Entries provided:
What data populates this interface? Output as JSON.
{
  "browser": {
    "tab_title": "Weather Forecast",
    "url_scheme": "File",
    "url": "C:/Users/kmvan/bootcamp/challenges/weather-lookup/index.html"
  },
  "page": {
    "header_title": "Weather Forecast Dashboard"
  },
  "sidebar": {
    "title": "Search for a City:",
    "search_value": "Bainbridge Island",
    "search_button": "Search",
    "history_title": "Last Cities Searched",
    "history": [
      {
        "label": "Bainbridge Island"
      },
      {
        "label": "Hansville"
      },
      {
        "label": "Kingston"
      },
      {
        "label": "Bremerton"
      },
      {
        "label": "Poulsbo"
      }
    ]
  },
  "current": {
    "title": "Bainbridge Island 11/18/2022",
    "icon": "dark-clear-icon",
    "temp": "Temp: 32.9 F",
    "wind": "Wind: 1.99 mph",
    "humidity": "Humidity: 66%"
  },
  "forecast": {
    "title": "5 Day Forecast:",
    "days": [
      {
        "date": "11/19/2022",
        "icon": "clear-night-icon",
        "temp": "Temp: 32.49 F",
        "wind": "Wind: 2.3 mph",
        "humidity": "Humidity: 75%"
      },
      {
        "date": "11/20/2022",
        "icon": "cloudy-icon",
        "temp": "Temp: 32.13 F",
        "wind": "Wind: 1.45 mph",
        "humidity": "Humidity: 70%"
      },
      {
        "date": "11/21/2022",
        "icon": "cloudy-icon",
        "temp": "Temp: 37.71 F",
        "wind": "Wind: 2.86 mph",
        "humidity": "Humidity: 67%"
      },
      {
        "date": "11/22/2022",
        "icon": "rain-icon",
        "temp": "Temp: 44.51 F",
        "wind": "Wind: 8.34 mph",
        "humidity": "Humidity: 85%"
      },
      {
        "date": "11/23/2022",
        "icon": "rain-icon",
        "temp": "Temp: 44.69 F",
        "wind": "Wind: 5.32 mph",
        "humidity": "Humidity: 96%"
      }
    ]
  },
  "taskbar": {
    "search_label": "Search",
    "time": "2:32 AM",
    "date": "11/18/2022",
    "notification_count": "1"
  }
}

Short problem:
Above are some records; extract every one of them exactly.

Exercise response:
What data populates this interface? Output as JSON.
{
  "browser": {
    "tab_title": "Weather Forecast",
    "url_scheme": "File",
    "url": "C:/Users/kmvan/bootcamp/challenges/weather-lookup/index.html"
  },
  "page": {
    "header_title": "Weather Forecast Dashboard"
  },
  "sidebar": {
    "title": "Search for a City:",
    "search_value": "Bainbridge Island",
    "search_button": "Search",
    "history_title": "Last Cities Searched",
    "history": [
      {
        "label": "Bainbridge Island"
      },
      {
        "label": "Hansville"
      },
      {
        "label": "Kingston"
      },
      {
        "label": "Bremerton"
      },
      {
        "label": "Poulsbo"
      }
    ]
  },
  "current": {
    "title": "Bainbridge Island 11/18/2022",
    "icon": "dark-clear-icon",
    "temp": "Temp: 32.9 F",
    "wind": "Wind: 1.99 mph",
    "humidity": "Humidity: 66%"
  },
  "forecast": {
    "title": "5 Day Forecast:",
    "days": [
      {
        "date": "11/19/2022",
        "icon": "clear-night-icon",
        "temp": "Temp: 32.49 F",
        "wind": "Wind: 2.3 mph",
        "humidity": "Humidity: 75%"
      },
      {
        "date": "11/20/2022",
        "icon": "cloudy-icon",
        "temp": "Temp: 32.13 F",
        "wind": "Wind: 1.45 mph",
        "humidity": "Humidity: 70%"
      },
      {
        "date": "11/21/2022",
        "icon": "cloudy-icon",
        "temp": "Temp: 37.71 F",
        "wind": "Wind: 2.86 mph",
        "humidity": "Humidity: 67%"
      },
      {
        "date": "11/22/2022",
        "icon": "rain-icon",
        "temp": "Temp: 44.51 F",
        "wind": "Wind: 8.34 mph",
        "humidity": "Humidity: 85%"
      },
      {
        "date": "11/23/2022",
        "icon": "rain-icon",
        "temp": "Temp: 44.69 F",
        "wind": "Wind: 5.32 mph",
        "humidity": "Humidity: 96%"
      }
    ]
  },
  "taskbar": {
    "search_label": "Search",
    "time": "2:32 AM",
    "date": "11/18/2022",
    "notification_count": "1"
  }
}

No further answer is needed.